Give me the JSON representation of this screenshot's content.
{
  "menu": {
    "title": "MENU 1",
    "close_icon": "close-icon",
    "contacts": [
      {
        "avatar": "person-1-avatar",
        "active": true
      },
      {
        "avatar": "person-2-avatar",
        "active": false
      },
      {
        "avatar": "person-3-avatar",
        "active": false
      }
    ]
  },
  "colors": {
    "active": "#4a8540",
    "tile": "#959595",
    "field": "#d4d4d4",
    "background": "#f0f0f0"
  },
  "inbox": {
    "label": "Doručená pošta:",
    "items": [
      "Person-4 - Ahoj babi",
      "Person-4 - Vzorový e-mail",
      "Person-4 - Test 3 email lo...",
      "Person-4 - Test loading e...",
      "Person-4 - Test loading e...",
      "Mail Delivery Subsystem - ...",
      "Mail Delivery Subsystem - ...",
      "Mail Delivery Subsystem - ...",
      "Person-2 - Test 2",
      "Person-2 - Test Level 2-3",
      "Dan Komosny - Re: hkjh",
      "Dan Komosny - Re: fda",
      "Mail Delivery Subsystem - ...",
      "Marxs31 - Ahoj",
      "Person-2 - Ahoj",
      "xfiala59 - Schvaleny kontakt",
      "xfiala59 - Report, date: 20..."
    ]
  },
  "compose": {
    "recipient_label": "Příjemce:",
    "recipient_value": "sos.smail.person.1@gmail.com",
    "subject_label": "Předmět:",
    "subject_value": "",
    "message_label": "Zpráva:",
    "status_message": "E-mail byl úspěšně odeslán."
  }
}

******************************

• _What to produce_
Restate every line of the data word for word.

• _The completed task_
Give me the JSON representation of this screenshot's content.
{
  "menu": {
    "title": "MENU 1",
    "close_icon": "close-icon",
    "contacts": [
      {
        "avatar": "person-1-avatar",
        "active": true
      },
      {
        "avatar": "person-2-avatar",
        "active": false
      },
      {
        "avatar": "person-3-avatar",
        "active": false
      }
    ]
  },
  "colors": {
    "active": "#4a8540",
    "tile": "#959595",
    "field": "#d4d4d4",
    "background": "#f0f0f0"
  },
  "inbox": {
    "label": "Doručená pošta:",
    "items": [
      "Person-4 - Ahoj babi",
      "Person-4 - Vzorový e-mail",
      "Person-4 - Test 3 email lo...",
      "Person-4 - Test loading e...",
      "Person-4 - Test loading e...",
      "Mail Delivery Subsystem - ...",
      "Mail Delivery Subsystem - ...",
      "Mail Delivery Subsystem - ...",
      "Person-2 - Test 2",
      "Person-2 - Test Level 2-3",
      "Dan Komosny - Re: hkjh",
      "Dan Komosny - Re: fda",
      "Mail Delivery Subsystem - ...",
      "Marxs31 - Ahoj",
      "Person-2 - Ahoj",
      "xfiala59 - Schvaleny kontakt",
      "xfiala59 - Report, date: 20..."
    ]
  },
  "compose": {
    "recipient_label": "Příjemce:",
    "recipient_value": "sos.smail.person.1@gmail.com",
    "subject_label": "Předmět:",
    "subject_value": "",
    "message_label": "Zpráva:",
    "status_message": "E-mail byl úspěšně odeslán."
  }
}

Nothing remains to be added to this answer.